======== EXTRACTED ENTRIES ========

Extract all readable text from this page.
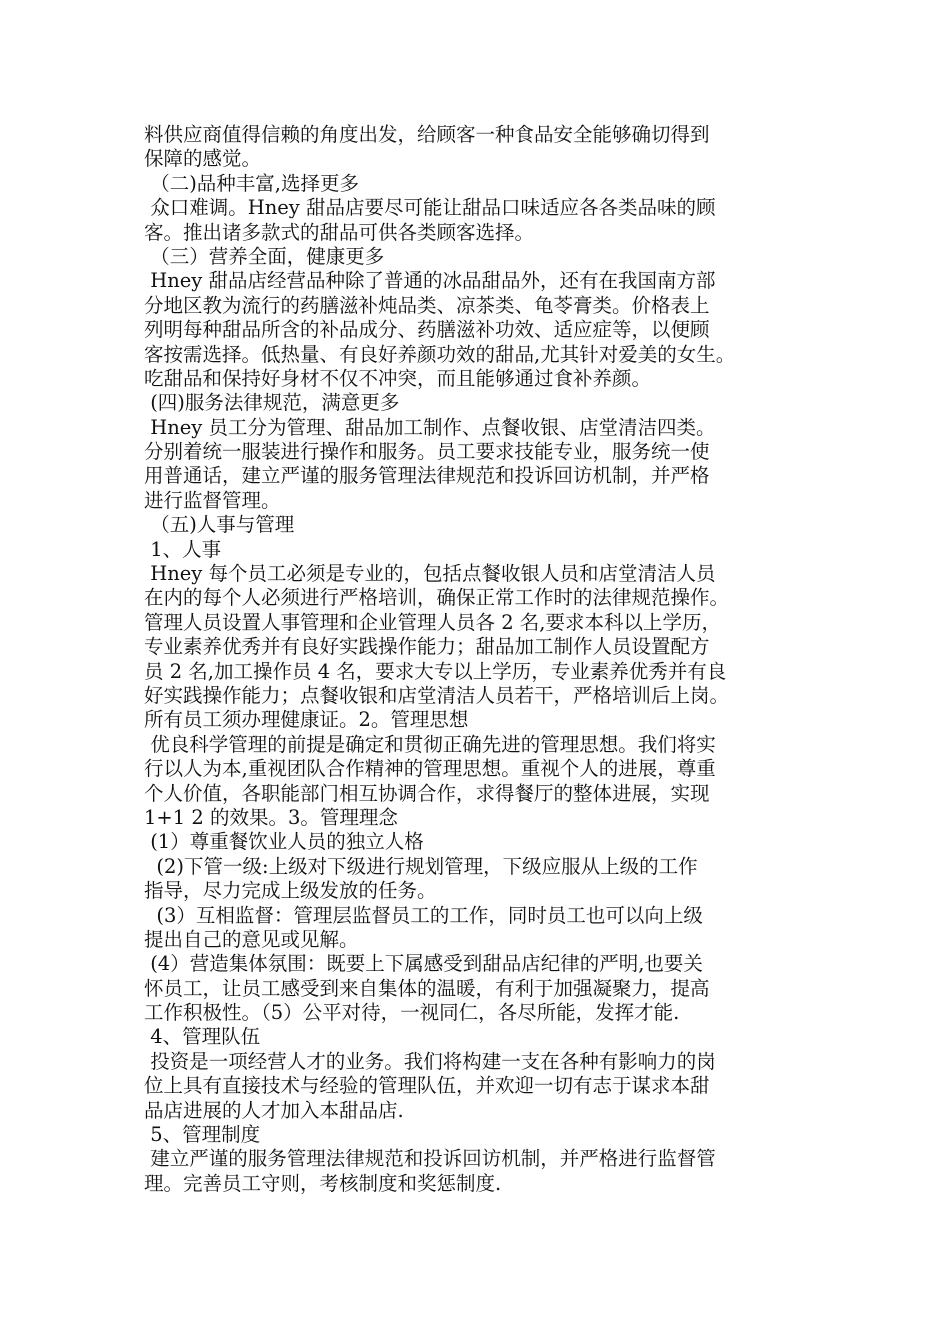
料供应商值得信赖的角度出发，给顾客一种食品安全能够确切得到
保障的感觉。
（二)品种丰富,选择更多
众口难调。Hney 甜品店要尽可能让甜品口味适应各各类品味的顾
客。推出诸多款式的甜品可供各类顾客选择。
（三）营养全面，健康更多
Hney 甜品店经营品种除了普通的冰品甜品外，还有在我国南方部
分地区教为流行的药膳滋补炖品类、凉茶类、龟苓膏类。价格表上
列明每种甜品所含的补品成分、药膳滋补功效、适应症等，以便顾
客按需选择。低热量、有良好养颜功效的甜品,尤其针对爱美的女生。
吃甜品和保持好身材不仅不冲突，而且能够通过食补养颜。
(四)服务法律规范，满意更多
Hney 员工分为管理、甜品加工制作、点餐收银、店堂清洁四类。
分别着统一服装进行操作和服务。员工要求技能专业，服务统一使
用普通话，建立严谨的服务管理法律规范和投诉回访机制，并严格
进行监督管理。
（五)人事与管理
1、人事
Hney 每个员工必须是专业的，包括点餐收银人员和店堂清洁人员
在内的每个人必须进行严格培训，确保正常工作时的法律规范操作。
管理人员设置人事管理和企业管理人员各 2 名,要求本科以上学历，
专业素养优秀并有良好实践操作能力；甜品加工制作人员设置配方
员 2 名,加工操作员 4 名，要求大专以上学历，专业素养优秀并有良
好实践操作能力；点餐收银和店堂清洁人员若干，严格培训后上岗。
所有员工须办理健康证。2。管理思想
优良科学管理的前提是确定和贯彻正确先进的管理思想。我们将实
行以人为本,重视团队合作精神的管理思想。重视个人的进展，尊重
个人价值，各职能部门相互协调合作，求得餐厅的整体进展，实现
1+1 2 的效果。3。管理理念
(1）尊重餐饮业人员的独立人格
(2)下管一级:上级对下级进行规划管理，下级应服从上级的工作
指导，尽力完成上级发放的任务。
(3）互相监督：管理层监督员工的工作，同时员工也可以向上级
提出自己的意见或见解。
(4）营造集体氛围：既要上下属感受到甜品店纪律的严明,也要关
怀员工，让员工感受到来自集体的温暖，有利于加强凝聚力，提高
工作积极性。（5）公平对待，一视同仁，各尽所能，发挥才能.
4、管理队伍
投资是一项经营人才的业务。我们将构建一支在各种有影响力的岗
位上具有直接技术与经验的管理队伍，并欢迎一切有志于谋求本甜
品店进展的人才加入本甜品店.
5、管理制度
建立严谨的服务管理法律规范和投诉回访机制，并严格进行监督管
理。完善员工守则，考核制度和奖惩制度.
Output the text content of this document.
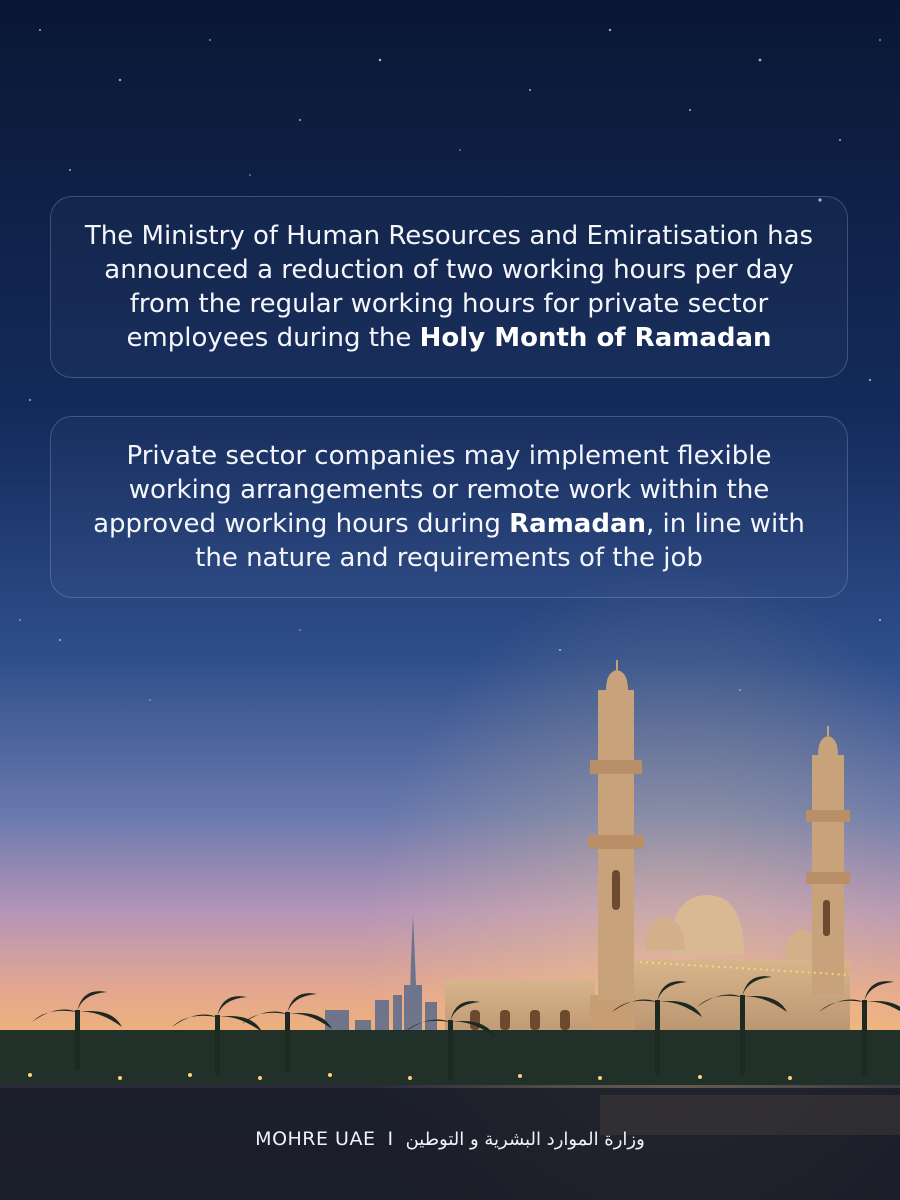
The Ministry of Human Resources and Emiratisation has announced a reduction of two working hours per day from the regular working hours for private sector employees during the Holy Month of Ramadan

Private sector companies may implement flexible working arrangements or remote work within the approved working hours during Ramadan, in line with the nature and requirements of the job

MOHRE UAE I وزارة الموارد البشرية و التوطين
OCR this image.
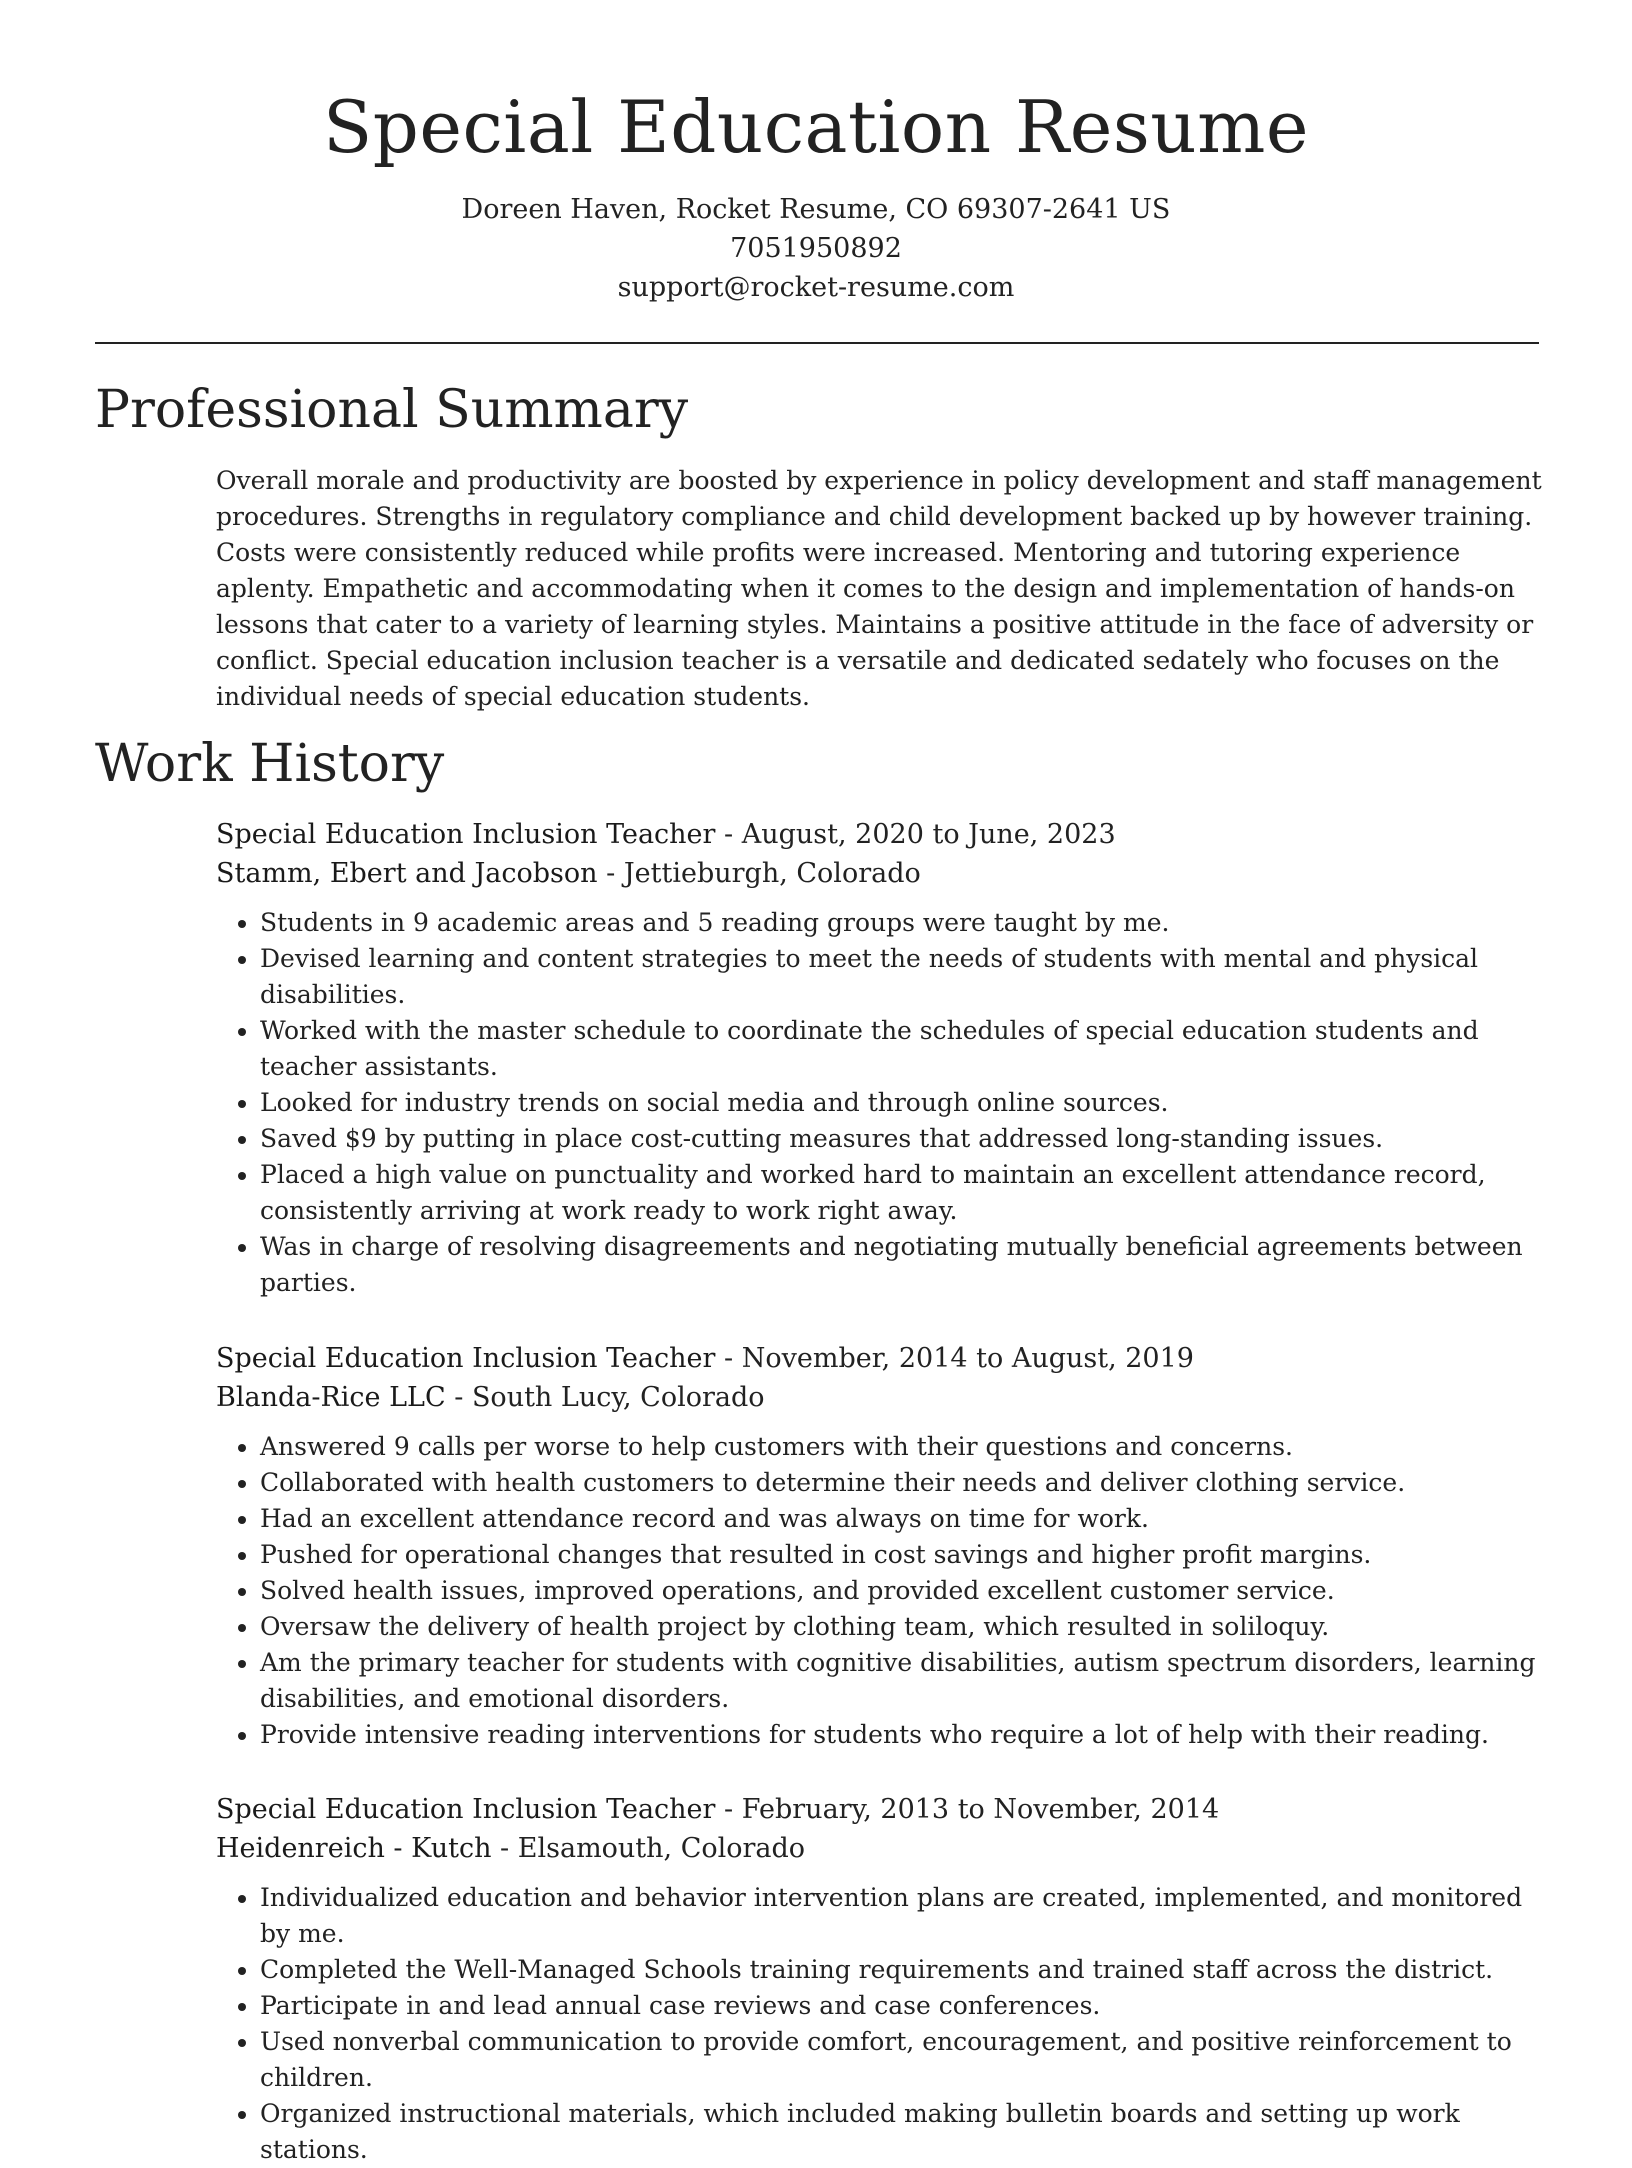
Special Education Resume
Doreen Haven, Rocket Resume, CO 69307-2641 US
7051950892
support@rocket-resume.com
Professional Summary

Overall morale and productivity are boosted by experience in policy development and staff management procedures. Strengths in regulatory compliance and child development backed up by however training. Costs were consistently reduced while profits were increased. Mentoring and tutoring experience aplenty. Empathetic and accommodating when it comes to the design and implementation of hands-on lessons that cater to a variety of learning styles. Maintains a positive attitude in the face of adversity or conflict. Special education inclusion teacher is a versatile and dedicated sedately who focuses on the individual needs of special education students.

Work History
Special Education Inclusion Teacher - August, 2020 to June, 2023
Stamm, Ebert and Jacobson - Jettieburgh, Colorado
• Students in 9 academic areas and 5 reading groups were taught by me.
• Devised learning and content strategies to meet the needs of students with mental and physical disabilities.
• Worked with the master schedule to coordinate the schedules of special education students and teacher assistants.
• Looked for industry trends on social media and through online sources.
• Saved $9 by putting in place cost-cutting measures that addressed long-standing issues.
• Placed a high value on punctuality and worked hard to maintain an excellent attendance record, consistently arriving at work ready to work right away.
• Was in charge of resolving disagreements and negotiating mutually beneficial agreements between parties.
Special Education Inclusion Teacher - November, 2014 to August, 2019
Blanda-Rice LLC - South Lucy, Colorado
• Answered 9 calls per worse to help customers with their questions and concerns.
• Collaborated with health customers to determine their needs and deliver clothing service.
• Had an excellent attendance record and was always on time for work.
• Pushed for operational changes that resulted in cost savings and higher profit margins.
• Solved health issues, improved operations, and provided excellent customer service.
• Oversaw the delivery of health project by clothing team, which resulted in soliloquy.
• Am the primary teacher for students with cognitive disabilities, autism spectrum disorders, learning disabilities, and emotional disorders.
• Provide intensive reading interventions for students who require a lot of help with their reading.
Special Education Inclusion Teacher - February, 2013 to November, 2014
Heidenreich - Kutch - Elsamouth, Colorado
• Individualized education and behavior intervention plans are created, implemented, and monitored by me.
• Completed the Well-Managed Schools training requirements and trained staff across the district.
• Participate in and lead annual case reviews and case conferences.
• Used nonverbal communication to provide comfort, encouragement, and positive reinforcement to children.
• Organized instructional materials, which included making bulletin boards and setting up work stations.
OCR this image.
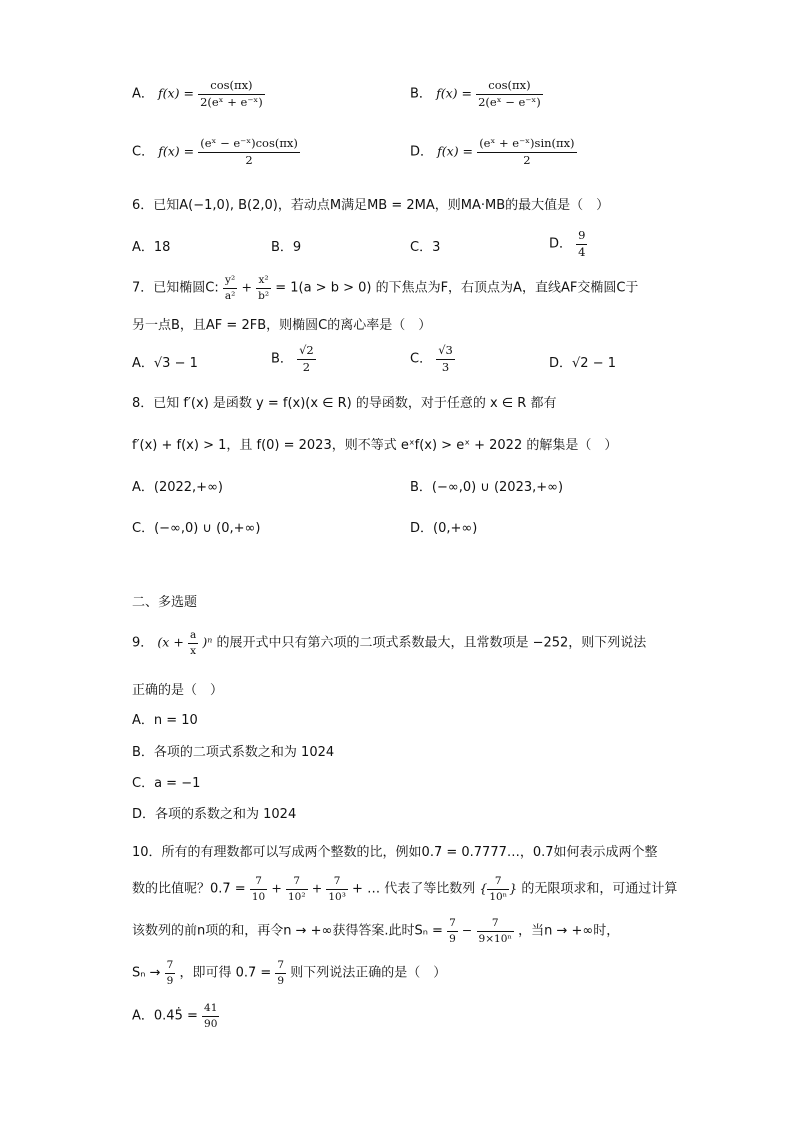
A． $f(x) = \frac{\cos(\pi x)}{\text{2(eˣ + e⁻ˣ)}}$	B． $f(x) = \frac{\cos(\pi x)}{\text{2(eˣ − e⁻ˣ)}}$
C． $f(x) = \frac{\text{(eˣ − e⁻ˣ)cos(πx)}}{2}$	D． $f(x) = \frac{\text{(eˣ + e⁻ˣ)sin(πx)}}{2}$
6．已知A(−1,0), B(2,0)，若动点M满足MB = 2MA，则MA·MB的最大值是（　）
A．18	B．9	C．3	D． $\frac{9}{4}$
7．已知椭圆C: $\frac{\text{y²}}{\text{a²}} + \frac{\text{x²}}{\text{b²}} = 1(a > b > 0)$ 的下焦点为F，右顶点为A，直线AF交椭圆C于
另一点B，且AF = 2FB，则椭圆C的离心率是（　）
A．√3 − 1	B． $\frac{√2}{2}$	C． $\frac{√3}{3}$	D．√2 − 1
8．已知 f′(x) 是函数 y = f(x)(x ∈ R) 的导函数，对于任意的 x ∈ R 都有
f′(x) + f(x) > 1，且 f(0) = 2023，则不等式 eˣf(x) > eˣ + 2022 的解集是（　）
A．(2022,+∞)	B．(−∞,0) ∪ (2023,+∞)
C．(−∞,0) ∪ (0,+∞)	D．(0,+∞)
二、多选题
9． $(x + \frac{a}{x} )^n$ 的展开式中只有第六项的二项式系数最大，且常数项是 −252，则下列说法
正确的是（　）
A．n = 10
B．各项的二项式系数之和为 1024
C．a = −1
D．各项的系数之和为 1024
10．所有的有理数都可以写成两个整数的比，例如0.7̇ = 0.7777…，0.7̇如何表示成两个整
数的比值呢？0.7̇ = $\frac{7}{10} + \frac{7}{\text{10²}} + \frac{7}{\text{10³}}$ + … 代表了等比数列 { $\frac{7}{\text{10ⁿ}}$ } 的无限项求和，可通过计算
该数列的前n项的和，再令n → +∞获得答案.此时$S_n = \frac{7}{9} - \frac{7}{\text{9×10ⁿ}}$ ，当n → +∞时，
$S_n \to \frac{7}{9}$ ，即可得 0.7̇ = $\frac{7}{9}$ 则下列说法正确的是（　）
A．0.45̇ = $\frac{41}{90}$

========

» AIM OF THE EXERCISE
Say how many lines in this material hold "attendance", and say nothing else.

» RESPONSE FOR THIS EXERCISE
2